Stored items
========================================================================
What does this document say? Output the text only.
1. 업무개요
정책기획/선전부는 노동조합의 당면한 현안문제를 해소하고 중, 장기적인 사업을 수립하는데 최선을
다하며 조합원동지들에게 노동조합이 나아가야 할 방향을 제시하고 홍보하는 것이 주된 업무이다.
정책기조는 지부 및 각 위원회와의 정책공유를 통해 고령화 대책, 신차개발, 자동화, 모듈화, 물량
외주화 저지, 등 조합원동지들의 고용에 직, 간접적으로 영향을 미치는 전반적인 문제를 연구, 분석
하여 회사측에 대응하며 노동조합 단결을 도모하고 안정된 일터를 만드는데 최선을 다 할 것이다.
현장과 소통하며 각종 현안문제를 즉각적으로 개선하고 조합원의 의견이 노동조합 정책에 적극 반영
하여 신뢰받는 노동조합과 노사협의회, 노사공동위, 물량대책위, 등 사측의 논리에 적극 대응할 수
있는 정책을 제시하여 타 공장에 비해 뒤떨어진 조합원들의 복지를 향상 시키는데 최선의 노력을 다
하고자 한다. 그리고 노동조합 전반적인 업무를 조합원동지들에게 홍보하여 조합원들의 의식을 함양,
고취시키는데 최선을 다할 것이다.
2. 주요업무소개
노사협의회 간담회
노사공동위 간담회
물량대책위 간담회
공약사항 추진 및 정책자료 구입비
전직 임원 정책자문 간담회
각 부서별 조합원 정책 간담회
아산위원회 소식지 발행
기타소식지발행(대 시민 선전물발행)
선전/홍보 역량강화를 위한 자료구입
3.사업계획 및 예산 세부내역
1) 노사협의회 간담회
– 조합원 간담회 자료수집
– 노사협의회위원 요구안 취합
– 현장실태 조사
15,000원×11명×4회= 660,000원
========================================================================
— The request —
Provide only the number of lines in the records containing the string "조합원동지들에게".

— Task result —
2